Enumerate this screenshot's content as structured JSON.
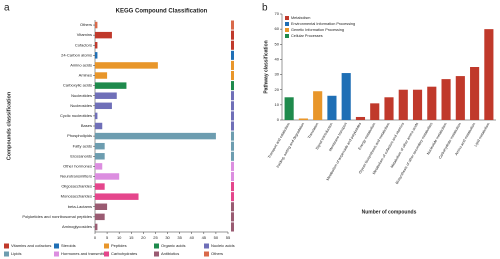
{
  "chart_data": [
    {
      "type": "bar",
      "orientation": "horizontal",
      "panel_label": "a",
      "title": "KEGG Compound Classification",
      "ylabel": "Compounds classification",
      "categories": [
        "Others",
        "Vitamins",
        "Cofactors",
        "24-Carbon atoms",
        "Amino acids",
        "Amines",
        "Carboxylic acids",
        "Nucleotides",
        "Nucleosides",
        "Cyclic nucleotides",
        "Bases",
        "Phospholipids",
        "Fatty acids",
        "Eicosanoids",
        "Other hormones",
        "Neurotransmitters",
        "Oligosaccharides",
        "Monosaccharides",
        "beta-Lactams",
        "Polyketides and nonribosomal peptides",
        "Aminoglycosides"
      ],
      "xlim": [
        0,
        55
      ],
      "xticks": [
        0,
        5,
        10,
        15,
        20,
        25,
        30,
        35,
        40,
        45,
        50,
        55
      ],
      "series": [
        {
          "name": "Vitamins and cofactors",
          "color": "#c0392b",
          "values": [
            null,
            7,
            1,
            null,
            null,
            null,
            null,
            null,
            null,
            null,
            null,
            null,
            null,
            null,
            null,
            null,
            null,
            null,
            null,
            null,
            null
          ]
        },
        {
          "name": "Steroids",
          "color": "#1f6fb5",
          "values": [
            null,
            null,
            null,
            1,
            null,
            null,
            null,
            null,
            null,
            null,
            null,
            null,
            null,
            null,
            null,
            null,
            null,
            null,
            null,
            null,
            null
          ]
        },
        {
          "name": "Peptides",
          "color": "#e8962a",
          "values": [
            null,
            null,
            null,
            null,
            26,
            5,
            null,
            null,
            null,
            null,
            null,
            null,
            null,
            null,
            null,
            null,
            null,
            null,
            null,
            null,
            null
          ]
        },
        {
          "name": "Organic acids",
          "color": "#1e8a4c",
          "values": [
            null,
            null,
            null,
            null,
            null,
            null,
            13,
            null,
            null,
            null,
            null,
            null,
            null,
            null,
            null,
            null,
            null,
            null,
            null,
            null,
            null
          ]
        },
        {
          "name": "Nucleic acids",
          "color": "#6f6fb8",
          "values": [
            null,
            null,
            null,
            null,
            null,
            null,
            null,
            9,
            7,
            1,
            3,
            null,
            null,
            null,
            null,
            null,
            null,
            null,
            null,
            null,
            null
          ]
        },
        {
          "name": "Lipids",
          "color": "#6d9db0",
          "values": [
            null,
            null,
            null,
            null,
            null,
            null,
            null,
            null,
            null,
            null,
            null,
            50,
            4,
            4,
            null,
            null,
            null,
            null,
            null,
            null,
            null
          ]
        },
        {
          "name": "Hormones and transmitters",
          "color": "#dc8ee0",
          "values": [
            null,
            null,
            null,
            null,
            null,
            null,
            null,
            null,
            null,
            null,
            null,
            null,
            null,
            null,
            3,
            10,
            null,
            null,
            null,
            null,
            null
          ]
        },
        {
          "name": "Carbohydrates",
          "color": "#e5468c",
          "values": [
            null,
            null,
            null,
            null,
            null,
            null,
            null,
            null,
            null,
            null,
            null,
            null,
            null,
            null,
            null,
            null,
            4,
            18,
            null,
            null,
            null
          ]
        },
        {
          "name": "Antibiotics",
          "color": "#9a5b72",
          "values": [
            null,
            null,
            null,
            null,
            null,
            null,
            null,
            null,
            null,
            null,
            null,
            null,
            null,
            null,
            null,
            null,
            null,
            null,
            5,
            4,
            1
          ]
        },
        {
          "name": "Others",
          "color": "#d9694a",
          "values": [
            1,
            null,
            null,
            null,
            null,
            null,
            null,
            null,
            null,
            null,
            null,
            null,
            null,
            null,
            null,
            null,
            null,
            null,
            null,
            null,
            null
          ]
        }
      ]
    },
    {
      "type": "bar",
      "orientation": "vertical",
      "panel_label": "b",
      "ylabel": "Pathway classification",
      "xlabel": "Number of compounds",
      "categories": [
        "Transport and catabolism",
        "Folding, sorting and degradation",
        "Translation",
        "Signal transduction",
        "Membrane transport",
        "Metabolism of terpenoids and polyketides",
        "Energy metabolism",
        "Glycan biosynthesis and metabolism",
        "Metabolism of cofactors and vitamins",
        "Metabolism of other amino acids",
        "Biosynthesis of other secondary metabolites",
        "Nucleotide metabolism",
        "Carbohydrate metabolism",
        "Amino acid metabolism",
        "Lipid metabolism"
      ],
      "ylim": [
        0,
        70
      ],
      "yticks": [
        0,
        10,
        20,
        30,
        40,
        50,
        60,
        70
      ],
      "series": [
        {
          "name": "Metabolism",
          "color": "#c0392b",
          "values": [
            null,
            null,
            null,
            null,
            null,
            2,
            11,
            15,
            20,
            20,
            22,
            27,
            29,
            35,
            60
          ]
        },
        {
          "name": "Environmental Information Processing",
          "color": "#1f6fb5",
          "values": [
            null,
            null,
            null,
            16,
            31,
            null,
            null,
            null,
            null,
            null,
            null,
            null,
            null,
            null,
            null
          ]
        },
        {
          "name": "Genetic Information Processing",
          "color": "#e8962a",
          "values": [
            null,
            1,
            19,
            null,
            null,
            null,
            null,
            null,
            null,
            null,
            null,
            null,
            null,
            null,
            null
          ]
        },
        {
          "name": "Cellular Processes",
          "color": "#1e8a4c",
          "values": [
            15,
            null,
            null,
            null,
            null,
            null,
            null,
            null,
            null,
            null,
            null,
            null,
            null,
            null,
            null
          ]
        }
      ]
    }
  ]
}
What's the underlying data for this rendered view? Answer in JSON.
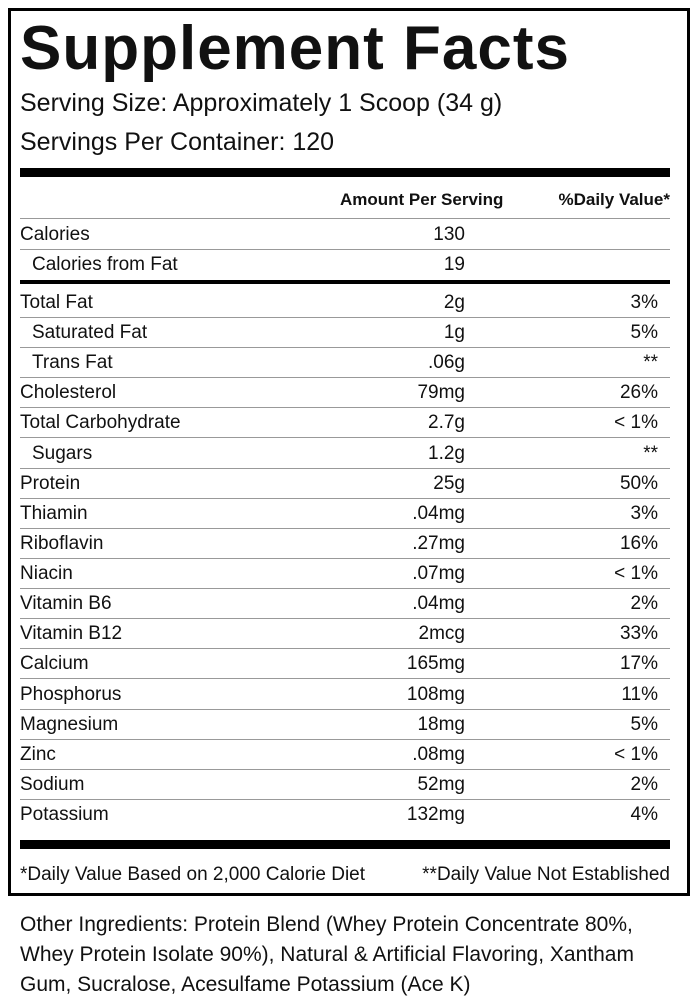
{
  "header": {
    "title": "Supplement Facts",
    "serving_size": "Serving Size: Approximately 1 Scoop (34 g)",
    "servings_per_container": "Servings Per Container: 120"
  },
  "table": {
    "columns": [
      "Amount Per Serving",
      "%Daily Value*"
    ],
    "calories": [
      [
        "Calories",
        "130"
      ],
      [
        "Calories from Fat",
        "19"
      ]
    ],
    "nutrients": [
      [
        "Total Fat",
        "2g",
        "3%"
      ],
      [
        "Saturated Fat",
        "1g",
        "5%"
      ],
      [
        "Trans Fat",
        ".06g",
        "**"
      ],
      [
        "Cholesterol",
        "79mg",
        "26%"
      ],
      [
        "Total Carbohydrate",
        "2.7g",
        "< 1%"
      ],
      [
        "Sugars",
        "1.2g",
        "**"
      ],
      [
        "Protein",
        "25g",
        "50%"
      ],
      [
        "Thiamin",
        ".04mg",
        "3%"
      ],
      [
        "Riboflavin",
        ".27mg",
        "16%"
      ],
      [
        "Niacin",
        ".07mg",
        "< 1%"
      ],
      [
        "Vitamin B6",
        ".04mg",
        "2%"
      ],
      [
        "Vitamin B12",
        "2mcg",
        "33%"
      ],
      [
        "Calcium",
        "165mg",
        "17%"
      ],
      [
        "Phosphorus",
        "108mg",
        "11%"
      ],
      [
        "Magnesium",
        "18mg",
        "5%"
      ],
      [
        "Zinc",
        ".08mg",
        "< 1%"
      ],
      [
        "Sodium",
        "52mg",
        "2%"
      ],
      [
        "Potassium",
        "132mg",
        "4%"
      ]
    ]
  },
  "footnotes": [
    "*Daily Value Based on 2,000 Calorie Diet",
    "**Daily Value Not Established"
  ],
  "other_ingredients": [
    "Other Ingredients: Protein Blend (Whey Protein Concentrate 80%,",
    "Whey Protein Isolate 90%), Natural & Artificial Flavoring, Xantham",
    "Gum, Sucralose, Acesulfame Potassium (Ace K)"
  ]
}
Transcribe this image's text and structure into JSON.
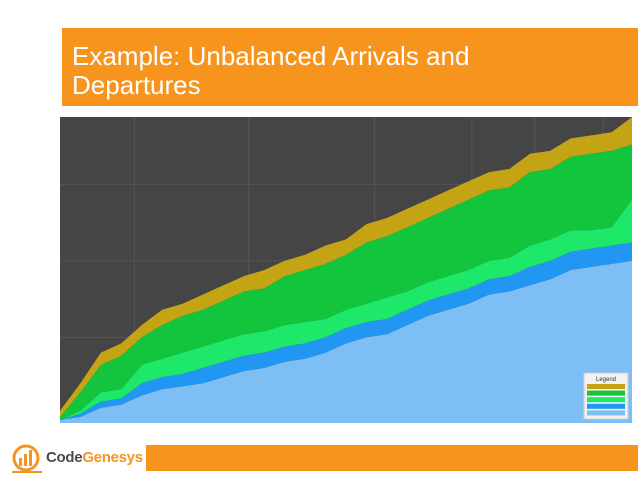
{
  "slide": {
    "title": "Example: Unbalanced Arrivals and Departures"
  },
  "logo": {
    "part1": "Code",
    "part2": "Genesys"
  },
  "colors": {
    "accent": "#F7941D",
    "plot_bg": "#454545",
    "grid": "#555555"
  },
  "chart_data": {
    "type": "area",
    "stacked": true,
    "title": "",
    "xlabel": "",
    "ylabel": "",
    "x": [
      0,
      1,
      2,
      3,
      4,
      5,
      6,
      7,
      8,
      9,
      10,
      11,
      12,
      13,
      14,
      15,
      16,
      17,
      18,
      19,
      20,
      21,
      22,
      23,
      24,
      25,
      26,
      27,
      28
    ],
    "ylim": [
      0,
      100
    ],
    "grid": true,
    "legend": {
      "title": "Legend",
      "position": "bottom-right"
    },
    "series": [
      {
        "color": "#7DBFF5",
        "values": [
          1,
          2,
          5,
          6,
          9,
          11,
          12,
          13,
          15,
          17,
          18,
          20,
          21,
          23,
          26,
          28,
          29,
          32,
          35,
          37,
          39,
          42,
          43,
          45,
          47,
          50,
          51,
          52,
          53
        ]
      },
      {
        "color": "#2196F3",
        "values": [
          0,
          1,
          2,
          2,
          4,
          4,
          4,
          5,
          5,
          5,
          5,
          5,
          5,
          5,
          5,
          5,
          5,
          5,
          5,
          5,
          5,
          5,
          5,
          6,
          6,
          6,
          6,
          6,
          6
        ]
      },
      {
        "color": "#1DE86A",
        "values": [
          0,
          1,
          3,
          3,
          6,
          6,
          7,
          7,
          7,
          7,
          7,
          7,
          7,
          6,
          6,
          6,
          7,
          6,
          6,
          6,
          6,
          6,
          6,
          7,
          7,
          7,
          6,
          6,
          14
        ]
      },
      {
        "color": "#13C43D",
        "values": [
          1,
          6,
          9,
          11,
          9,
          11,
          12,
          12,
          13,
          14,
          14,
          16,
          17,
          18,
          18,
          20,
          20,
          21,
          21,
          22,
          23,
          23,
          23,
          24,
          23,
          24,
          25,
          25,
          18
        ]
      },
      {
        "color": "#C4A415",
        "values": [
          2,
          3,
          4,
          4,
          4,
          5,
          4,
          5,
          5,
          5,
          6,
          5,
          5,
          6,
          5,
          6,
          6,
          6,
          6,
          6,
          6,
          6,
          6,
          6,
          6,
          6,
          6,
          6,
          9
        ]
      }
    ]
  }
}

## WHAT IS NEEDED
Look through the entries, and return every line that the word "acids" appears in.

## RESULT OF THE EXERCISE
        "Amino acids",
        "Carboxylic acids",
        "Fatty acids",
          "name": "Organic acids",
          "name": "Nucleic acids",
        "Metabolism of other amino acids",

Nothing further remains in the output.